╭─ THE DATA

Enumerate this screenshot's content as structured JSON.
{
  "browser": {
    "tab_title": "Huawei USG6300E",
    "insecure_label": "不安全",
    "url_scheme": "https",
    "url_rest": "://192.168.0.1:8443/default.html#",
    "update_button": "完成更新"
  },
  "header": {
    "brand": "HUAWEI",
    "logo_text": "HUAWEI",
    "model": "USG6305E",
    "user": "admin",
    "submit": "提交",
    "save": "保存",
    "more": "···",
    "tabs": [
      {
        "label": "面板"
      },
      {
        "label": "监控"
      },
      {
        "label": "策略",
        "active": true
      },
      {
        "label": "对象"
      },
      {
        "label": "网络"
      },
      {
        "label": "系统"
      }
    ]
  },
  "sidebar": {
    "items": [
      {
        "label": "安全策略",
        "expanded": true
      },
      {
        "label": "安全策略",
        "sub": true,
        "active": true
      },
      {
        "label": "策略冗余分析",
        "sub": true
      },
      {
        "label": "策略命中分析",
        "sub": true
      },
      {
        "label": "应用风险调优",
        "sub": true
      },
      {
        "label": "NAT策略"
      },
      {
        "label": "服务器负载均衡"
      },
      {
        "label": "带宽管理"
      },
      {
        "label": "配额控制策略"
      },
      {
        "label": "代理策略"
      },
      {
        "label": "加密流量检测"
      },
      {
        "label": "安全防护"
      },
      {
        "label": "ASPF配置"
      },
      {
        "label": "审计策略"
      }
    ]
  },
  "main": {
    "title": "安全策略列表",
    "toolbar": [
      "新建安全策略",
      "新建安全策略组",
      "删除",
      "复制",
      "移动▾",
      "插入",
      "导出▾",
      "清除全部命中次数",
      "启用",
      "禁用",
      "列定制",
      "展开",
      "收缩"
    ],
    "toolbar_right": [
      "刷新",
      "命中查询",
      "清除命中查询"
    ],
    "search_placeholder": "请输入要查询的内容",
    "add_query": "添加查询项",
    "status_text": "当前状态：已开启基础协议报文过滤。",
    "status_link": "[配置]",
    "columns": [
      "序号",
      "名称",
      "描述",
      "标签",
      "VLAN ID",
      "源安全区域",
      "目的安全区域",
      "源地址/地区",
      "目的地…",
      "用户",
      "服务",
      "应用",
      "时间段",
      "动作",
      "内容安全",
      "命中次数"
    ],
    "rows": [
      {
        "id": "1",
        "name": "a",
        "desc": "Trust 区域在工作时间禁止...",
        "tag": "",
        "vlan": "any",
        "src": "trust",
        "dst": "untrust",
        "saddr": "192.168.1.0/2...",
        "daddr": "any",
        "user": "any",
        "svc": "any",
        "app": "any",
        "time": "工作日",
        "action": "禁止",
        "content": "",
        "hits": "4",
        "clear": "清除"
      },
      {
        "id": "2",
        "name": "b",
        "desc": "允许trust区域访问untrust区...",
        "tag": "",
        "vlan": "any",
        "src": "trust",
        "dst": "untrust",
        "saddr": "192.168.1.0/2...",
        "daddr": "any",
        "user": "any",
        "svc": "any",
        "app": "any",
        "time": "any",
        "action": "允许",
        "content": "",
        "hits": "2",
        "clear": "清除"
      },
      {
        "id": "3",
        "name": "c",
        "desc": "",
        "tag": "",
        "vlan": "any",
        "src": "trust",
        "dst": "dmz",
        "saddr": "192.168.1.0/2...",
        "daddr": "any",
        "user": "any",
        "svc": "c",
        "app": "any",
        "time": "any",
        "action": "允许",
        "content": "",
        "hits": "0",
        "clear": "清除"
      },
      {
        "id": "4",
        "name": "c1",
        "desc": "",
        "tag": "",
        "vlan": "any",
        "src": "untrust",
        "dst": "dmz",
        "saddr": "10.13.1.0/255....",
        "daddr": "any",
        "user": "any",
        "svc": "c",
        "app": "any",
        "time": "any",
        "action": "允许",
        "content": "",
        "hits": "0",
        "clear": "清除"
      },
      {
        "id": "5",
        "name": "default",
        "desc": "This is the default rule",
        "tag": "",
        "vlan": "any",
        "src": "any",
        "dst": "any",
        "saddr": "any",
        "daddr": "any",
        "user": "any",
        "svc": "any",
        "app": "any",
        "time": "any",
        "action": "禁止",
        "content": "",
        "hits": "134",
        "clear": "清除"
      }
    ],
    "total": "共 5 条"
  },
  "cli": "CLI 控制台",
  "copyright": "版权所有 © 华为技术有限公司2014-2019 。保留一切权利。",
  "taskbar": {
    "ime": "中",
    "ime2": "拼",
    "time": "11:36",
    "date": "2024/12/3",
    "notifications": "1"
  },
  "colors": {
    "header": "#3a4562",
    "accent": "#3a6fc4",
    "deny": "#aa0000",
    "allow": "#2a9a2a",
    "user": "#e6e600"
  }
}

╰─

**PROBLEM DETAILS**: From the records above, copy every line that holds the word "name".

**EXERCISE SOLUTION**:
        "name": "a",
        "name": "b",
        "name": "c",
        "name": "c1",
        "name": "default",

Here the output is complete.